:: Task to complete ::
Copy every entry word for word, but skip the pictures.

[Stored records]
(begin)

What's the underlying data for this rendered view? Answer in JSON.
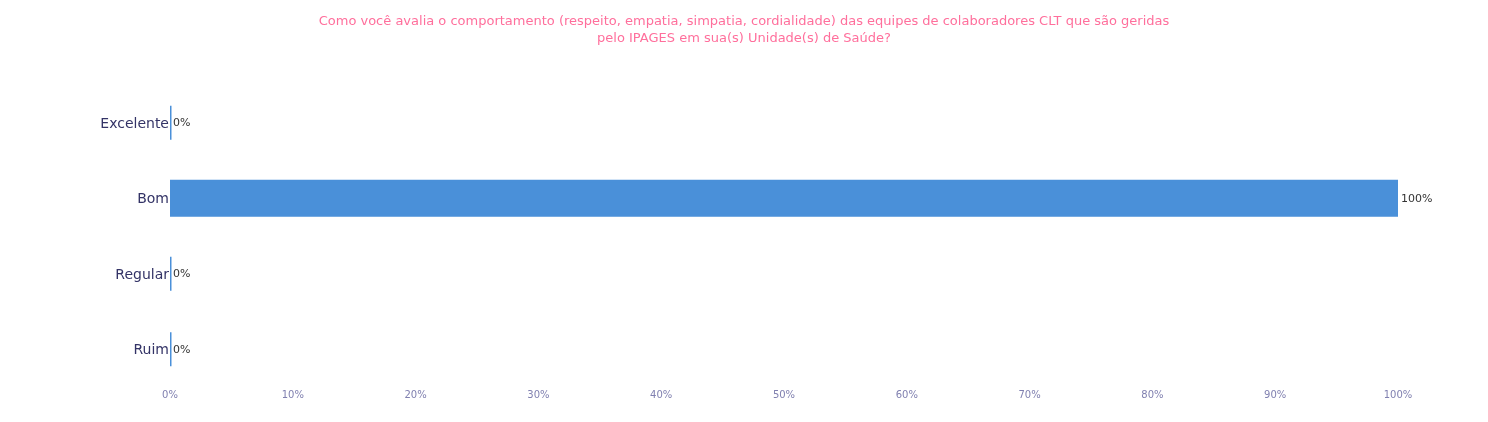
{
  "chart_data": {
    "type": "bar",
    "orientation": "horizontal",
    "title": "Como você avalia o comportamento (respeito, empatia, simpatia, cordialidade) das equipes de colaboradores CLT que são geridas pelo IPAGES em sua(s) Unidade(s) de Saúde?",
    "categories": [
      "Excelente",
      "Bom",
      "Regular",
      "Ruim"
    ],
    "values": [
      0,
      100,
      0,
      0
    ],
    "value_labels": [
      "0%",
      "100%",
      "0%",
      "0%"
    ],
    "color": "#4a90d9",
    "xlim": [
      0,
      100
    ],
    "xticks": [
      {
        "value": 0,
        "label": "0%"
      },
      {
        "value": 10,
        "label": "10%"
      },
      {
        "value": 20,
        "label": "20%"
      },
      {
        "value": 30,
        "label": "30%"
      },
      {
        "value": 40,
        "label": "40%"
      },
      {
        "value": 50,
        "label": "50%"
      },
      {
        "value": 60,
        "label": "60%"
      },
      {
        "value": 70,
        "label": "70%"
      },
      {
        "value": 80,
        "label": "80%"
      },
      {
        "value": 90,
        "label": "90%"
      },
      {
        "value": 100,
        "label": "100%"
      }
    ],
    "grid": false
  }
}
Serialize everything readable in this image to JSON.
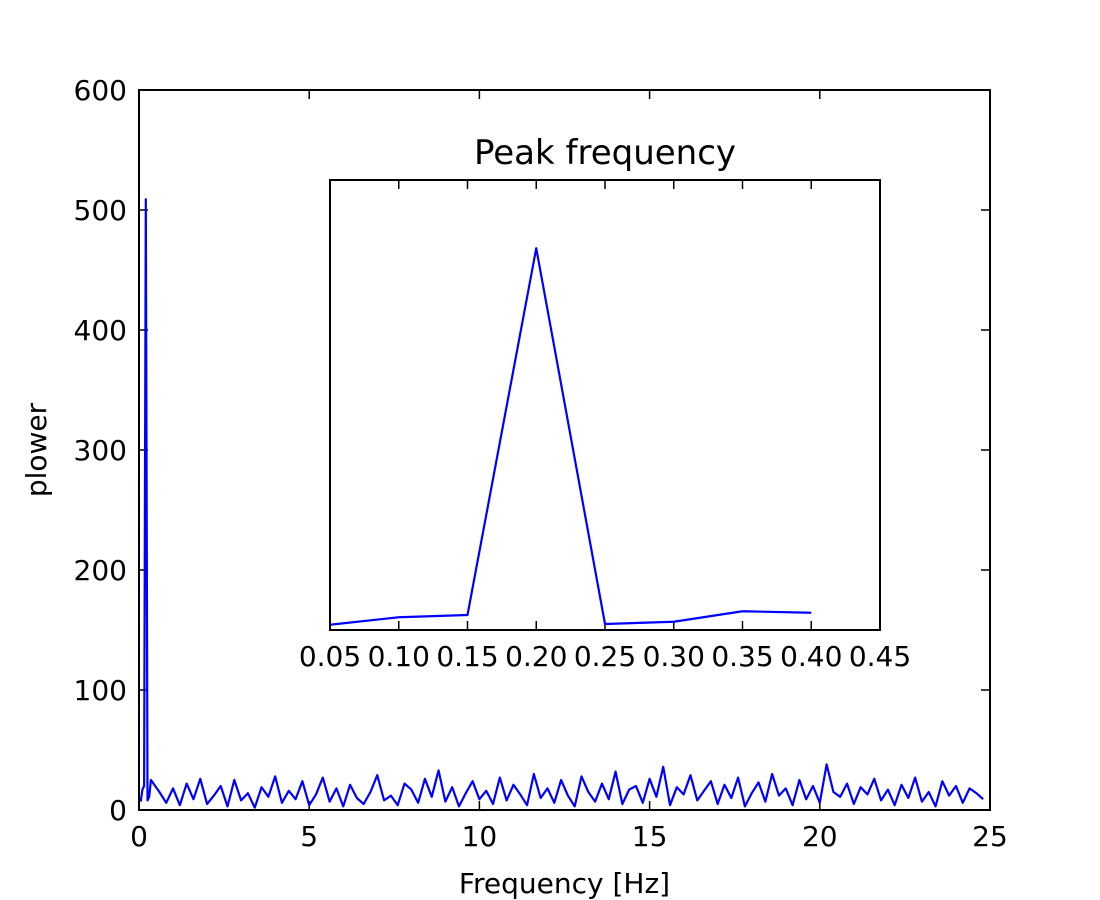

(end)

:: Written response ::
What's the underlying data for this rendered view? Answer in JSON.
{
  "chart_data": {
    "type": "bar",
    "orientation": "horizontal",
    "title": "Como você avalia o comportamento (respeito, empatia, simpatia, cordialidade) das equipes de colaboradores CLT que são geridas pelo IPAGES em sua(s) Unidade(s) de Saúde?",
    "categories": [
      "Excelente",
      "Bom",
      "Regular",
      "Ruim"
    ],
    "values": [
      0,
      100,
      0,
      0
    ],
    "value_labels": [
      "0%",
      "100%",
      "0%",
      "0%"
    ],
    "color": "#4a90d9",
    "xlim": [
      0,
      100
    ],
    "xticks": [
      {
        "value": 0,
        "label": "0%"
      },
      {
        "value": 10,
        "label": "10%"
      },
      {
        "value": 20,
        "label": "20%"
      },
      {
        "value": 30,
        "label": "30%"
      },
      {
        "value": 40,
        "label": "40%"
      },
      {
        "value": 50,
        "label": "50%"
      },
      {
        "value": 60,
        "label": "60%"
      },
      {
        "value": 70,
        "label": "70%"
      },
      {
        "value": 80,
        "label": "80%"
      },
      {
        "value": 90,
        "label": "90%"
      },
      {
        "value": 100,
        "label": "100%"
      }
    ],
    "grid": false
  }
}
Serialize everything readable in this image to JSON.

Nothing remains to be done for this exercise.